**WORK TO DO**
Copy out the listing exactly.

**DATASET ENTRIES**

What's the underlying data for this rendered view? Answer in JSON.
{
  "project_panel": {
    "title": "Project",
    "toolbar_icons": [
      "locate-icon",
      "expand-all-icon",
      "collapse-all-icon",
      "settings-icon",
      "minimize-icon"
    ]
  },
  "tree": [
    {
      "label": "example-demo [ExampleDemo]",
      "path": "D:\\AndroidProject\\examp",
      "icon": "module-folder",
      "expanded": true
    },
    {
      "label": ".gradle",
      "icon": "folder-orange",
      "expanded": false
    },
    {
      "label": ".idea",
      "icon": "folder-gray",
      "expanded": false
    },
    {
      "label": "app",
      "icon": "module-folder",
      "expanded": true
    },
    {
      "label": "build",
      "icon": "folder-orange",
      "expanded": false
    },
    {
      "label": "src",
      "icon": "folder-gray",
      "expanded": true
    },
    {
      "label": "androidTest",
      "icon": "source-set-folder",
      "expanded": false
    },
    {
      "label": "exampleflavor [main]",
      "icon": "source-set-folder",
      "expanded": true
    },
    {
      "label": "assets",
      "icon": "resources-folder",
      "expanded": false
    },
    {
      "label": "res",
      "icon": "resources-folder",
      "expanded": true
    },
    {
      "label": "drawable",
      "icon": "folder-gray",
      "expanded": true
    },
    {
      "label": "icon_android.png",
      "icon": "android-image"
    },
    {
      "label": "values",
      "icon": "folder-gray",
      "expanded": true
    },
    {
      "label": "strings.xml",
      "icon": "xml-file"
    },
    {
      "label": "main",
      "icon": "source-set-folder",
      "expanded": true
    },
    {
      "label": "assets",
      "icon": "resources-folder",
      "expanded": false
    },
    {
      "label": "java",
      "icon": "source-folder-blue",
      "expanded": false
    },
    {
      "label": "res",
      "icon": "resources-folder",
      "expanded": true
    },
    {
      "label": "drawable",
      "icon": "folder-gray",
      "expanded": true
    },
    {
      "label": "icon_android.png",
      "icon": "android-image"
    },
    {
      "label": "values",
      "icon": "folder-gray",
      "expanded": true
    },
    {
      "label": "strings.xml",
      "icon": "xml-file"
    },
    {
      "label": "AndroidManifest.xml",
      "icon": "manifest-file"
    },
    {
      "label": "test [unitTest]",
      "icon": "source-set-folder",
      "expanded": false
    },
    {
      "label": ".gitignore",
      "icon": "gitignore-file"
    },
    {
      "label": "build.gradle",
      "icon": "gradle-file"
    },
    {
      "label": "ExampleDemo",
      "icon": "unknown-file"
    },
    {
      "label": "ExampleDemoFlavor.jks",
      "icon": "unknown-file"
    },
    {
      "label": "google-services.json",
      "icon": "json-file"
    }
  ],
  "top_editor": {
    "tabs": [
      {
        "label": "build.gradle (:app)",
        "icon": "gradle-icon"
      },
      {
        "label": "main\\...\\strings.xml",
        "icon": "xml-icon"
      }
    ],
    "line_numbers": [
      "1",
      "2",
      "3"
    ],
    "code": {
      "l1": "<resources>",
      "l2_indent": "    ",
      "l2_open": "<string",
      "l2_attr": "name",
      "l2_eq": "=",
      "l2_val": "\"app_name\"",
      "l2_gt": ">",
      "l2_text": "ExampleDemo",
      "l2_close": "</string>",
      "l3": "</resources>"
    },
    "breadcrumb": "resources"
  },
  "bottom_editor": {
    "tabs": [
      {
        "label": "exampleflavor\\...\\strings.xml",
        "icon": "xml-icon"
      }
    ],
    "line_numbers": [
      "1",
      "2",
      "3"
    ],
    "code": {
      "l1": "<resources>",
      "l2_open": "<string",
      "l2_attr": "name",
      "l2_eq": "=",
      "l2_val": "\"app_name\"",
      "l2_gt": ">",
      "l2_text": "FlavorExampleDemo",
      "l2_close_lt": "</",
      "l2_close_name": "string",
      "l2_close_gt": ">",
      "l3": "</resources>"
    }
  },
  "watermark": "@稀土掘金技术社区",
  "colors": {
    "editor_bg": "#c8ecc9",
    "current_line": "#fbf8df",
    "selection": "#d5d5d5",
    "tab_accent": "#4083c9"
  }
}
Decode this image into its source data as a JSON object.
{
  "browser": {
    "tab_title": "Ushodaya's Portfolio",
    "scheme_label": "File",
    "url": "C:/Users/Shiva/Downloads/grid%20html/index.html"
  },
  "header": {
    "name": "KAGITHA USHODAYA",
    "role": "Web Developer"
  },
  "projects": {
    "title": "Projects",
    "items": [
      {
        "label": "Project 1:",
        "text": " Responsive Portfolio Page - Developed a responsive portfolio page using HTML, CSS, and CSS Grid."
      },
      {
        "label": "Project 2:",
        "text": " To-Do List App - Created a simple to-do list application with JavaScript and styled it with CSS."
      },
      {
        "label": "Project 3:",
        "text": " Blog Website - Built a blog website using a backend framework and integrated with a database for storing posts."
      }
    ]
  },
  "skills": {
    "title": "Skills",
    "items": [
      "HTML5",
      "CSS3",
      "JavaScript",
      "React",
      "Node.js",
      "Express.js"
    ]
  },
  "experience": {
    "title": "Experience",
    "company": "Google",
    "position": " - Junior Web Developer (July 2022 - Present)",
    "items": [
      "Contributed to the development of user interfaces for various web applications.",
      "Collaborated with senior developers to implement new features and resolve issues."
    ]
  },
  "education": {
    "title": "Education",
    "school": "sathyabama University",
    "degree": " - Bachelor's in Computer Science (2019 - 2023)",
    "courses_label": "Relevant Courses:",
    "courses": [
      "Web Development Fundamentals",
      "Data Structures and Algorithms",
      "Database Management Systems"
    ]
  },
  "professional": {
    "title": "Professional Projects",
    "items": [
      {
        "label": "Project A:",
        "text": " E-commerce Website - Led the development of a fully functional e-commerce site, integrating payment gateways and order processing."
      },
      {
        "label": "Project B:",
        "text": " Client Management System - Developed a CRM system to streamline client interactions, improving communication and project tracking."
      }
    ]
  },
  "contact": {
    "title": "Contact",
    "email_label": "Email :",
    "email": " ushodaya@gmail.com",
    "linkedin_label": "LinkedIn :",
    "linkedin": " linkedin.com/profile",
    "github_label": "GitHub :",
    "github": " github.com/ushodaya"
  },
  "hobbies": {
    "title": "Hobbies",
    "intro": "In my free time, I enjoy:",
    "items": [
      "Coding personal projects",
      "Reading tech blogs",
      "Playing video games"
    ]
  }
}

**FULL OUTPUT**
What's the underlying data for this rendered view? Answer in JSON.
{
  "project_panel": {
    "title": "Project",
    "toolbar_icons": [
      "locate-icon",
      "expand-all-icon",
      "collapse-all-icon",
      "settings-icon",
      "minimize-icon"
    ]
  },
  "tree": [
    {
      "label": "example-demo [ExampleDemo]",
      "path": "D:\\AndroidProject\\examp",
      "icon": "module-folder",
      "expanded": true
    },
    {
      "label": ".gradle",
      "icon": "folder-orange",
      "expanded": false
    },
    {
      "label": ".idea",
      "icon": "folder-gray",
      "expanded": false
    },
    {
      "label": "app",
      "icon": "module-folder",
      "expanded": true
    },
    {
      "label": "build",
      "icon": "folder-orange",
      "expanded": false
    },
    {
      "label": "src",
      "icon": "folder-gray",
      "expanded": true
    },
    {
      "label": "androidTest",
      "icon": "source-set-folder",
      "expanded": false
    },
    {
      "label": "exampleflavor [main]",
      "icon": "source-set-folder",
      "expanded": true
    },
    {
      "label": "assets",
      "icon": "resources-folder",
      "expanded": false
    },
    {
      "label": "res",
      "icon": "resources-folder",
      "expanded": true
    },
    {
      "label": "drawable",
      "icon": "folder-gray",
      "expanded": true
    },
    {
      "label": "icon_android.png",
      "icon": "android-image"
    },
    {
      "label": "values",
      "icon": "folder-gray",
      "expanded": true
    },
    {
      "label": "strings.xml",
      "icon": "xml-file"
    },
    {
      "label": "main",
      "icon": "source-set-folder",
      "expanded": true
    },
    {
      "label": "assets",
      "icon": "resources-folder",
      "expanded": false
    },
    {
      "label": "java",
      "icon": "source-folder-blue",
      "expanded": false
    },
    {
      "label": "res",
      "icon": "resources-folder",
      "expanded": true
    },
    {
      "label": "drawable",
      "icon": "folder-gray",
      "expanded": true
    },
    {
      "label": "icon_android.png",
      "icon": "android-image"
    },
    {
      "label": "values",
      "icon": "folder-gray",
      "expanded": true
    },
    {
      "label": "strings.xml",
      "icon": "xml-file"
    },
    {
      "label": "AndroidManifest.xml",
      "icon": "manifest-file"
    },
    {
      "label": "test [unitTest]",
      "icon": "source-set-folder",
      "expanded": false
    },
    {
      "label": ".gitignore",
      "icon": "gitignore-file"
    },
    {
      "label": "build.gradle",
      "icon": "gradle-file"
    },
    {
      "label": "ExampleDemo",
      "icon": "unknown-file"
    },
    {
      "label": "ExampleDemoFlavor.jks",
      "icon": "unknown-file"
    },
    {
      "label": "google-services.json",
      "icon": "json-file"
    }
  ],
  "top_editor": {
    "tabs": [
      {
        "label": "build.gradle (:app)",
        "icon": "gradle-icon"
      },
      {
        "label": "main\\...\\strings.xml",
        "icon": "xml-icon"
      }
    ],
    "line_numbers": [
      "1",
      "2",
      "3"
    ],
    "code": {
      "l1": "<resources>",
      "l2_indent": "    ",
      "l2_open": "<string",
      "l2_attr": "name",
      "l2_eq": "=",
      "l2_val": "\"app_name\"",
      "l2_gt": ">",
      "l2_text": "ExampleDemo",
      "l2_close": "</string>",
      "l3": "</resources>"
    },
    "breadcrumb": "resources"
  },
  "bottom_editor": {
    "tabs": [
      {
        "label": "exampleflavor\\...\\strings.xml",
        "icon": "xml-icon"
      }
    ],
    "line_numbers": [
      "1",
      "2",
      "3"
    ],
    "code": {
      "l1": "<resources>",
      "l2_open": "<string",
      "l2_attr": "name",
      "l2_eq": "=",
      "l2_val": "\"app_name\"",
      "l2_gt": ">",
      "l2_text": "FlavorExampleDemo",
      "l2_close_lt": "</",
      "l2_close_name": "string",
      "l2_close_gt": ">",
      "l3": "</resources>"
    }
  },
  "watermark": "@稀土掘金技术社区",
  "colors": {
    "editor_bg": "#c8ecc9",
    "current_line": "#fbf8df",
    "selection": "#d5d5d5",
    "tab_accent": "#4083c9"
  }
}
Decode this image into its source data as a JSON object.
{
  "browser": {
    "tab_title": "Ushodaya's Portfolio",
    "scheme_label": "File",
    "url": "C:/Users/Shiva/Downloads/grid%20html/index.html"
  },
  "header": {
    "name": "KAGITHA USHODAYA",
    "role": "Web Developer"
  },
  "projects": {
    "title": "Projects",
    "items": [
      {
        "label": "Project 1:",
        "text": " Responsive Portfolio Page - Developed a responsive portfolio page using HTML, CSS, and CSS Grid."
      },
      {
        "label": "Project 2:",
        "text": " To-Do List App - Created a simple to-do list application with JavaScript and styled it with CSS."
      },
      {
        "label": "Project 3:",
        "text": " Blog Website - Built a blog website using a backend framework and integrated with a database for storing posts."
      }
    ]
  },
  "skills": {
    "title": "Skills",
    "items": [
      "HTML5",
      "CSS3",
      "JavaScript",
      "React",
      "Node.js",
      "Express.js"
    ]
  },
  "experience": {
    "title": "Experience",
    "company": "Google",
    "position": " - Junior Web Developer (July 2022 - Present)",
    "items": [
      "Contributed to the development of user interfaces for various web applications.",
      "Collaborated with senior developers to implement new features and resolve issues."
    ]
  },
  "education": {
    "title": "Education",
    "school": "sathyabama University",
    "degree": " - Bachelor's in Computer Science (2019 - 2023)",
    "courses_label": "Relevant Courses:",
    "courses": [
      "Web Development Fundamentals",
      "Data Structures and Algorithms",
      "Database Management Systems"
    ]
  },
  "professional": {
    "title": "Professional Projects",
    "items": [
      {
        "label": "Project A:",
        "text": " E-commerce Website - Led the development of a fully functional e-commerce site, integrating payment gateways and order processing."
      },
      {
        "label": "Project B:",
        "text": " Client Management System - Developed a CRM system to streamline client interactions, improving communication and project tracking."
      }
    ]
  },
  "contact": {
    "title": "Contact",
    "email_label": "Email :",
    "email": " ushodaya@gmail.com",
    "linkedin_label": "LinkedIn :",
    "linkedin": " linkedin.com/profile",
    "github_label": "GitHub :",
    "github": " github.com/ushodaya"
  },
  "hobbies": {
    "title": "Hobbies",
    "intro": "In my free time, I enjoy:",
    "items": [
      "Coding personal projects",
      "Reading tech blogs",
      "Playing video games"
    ]
  }
}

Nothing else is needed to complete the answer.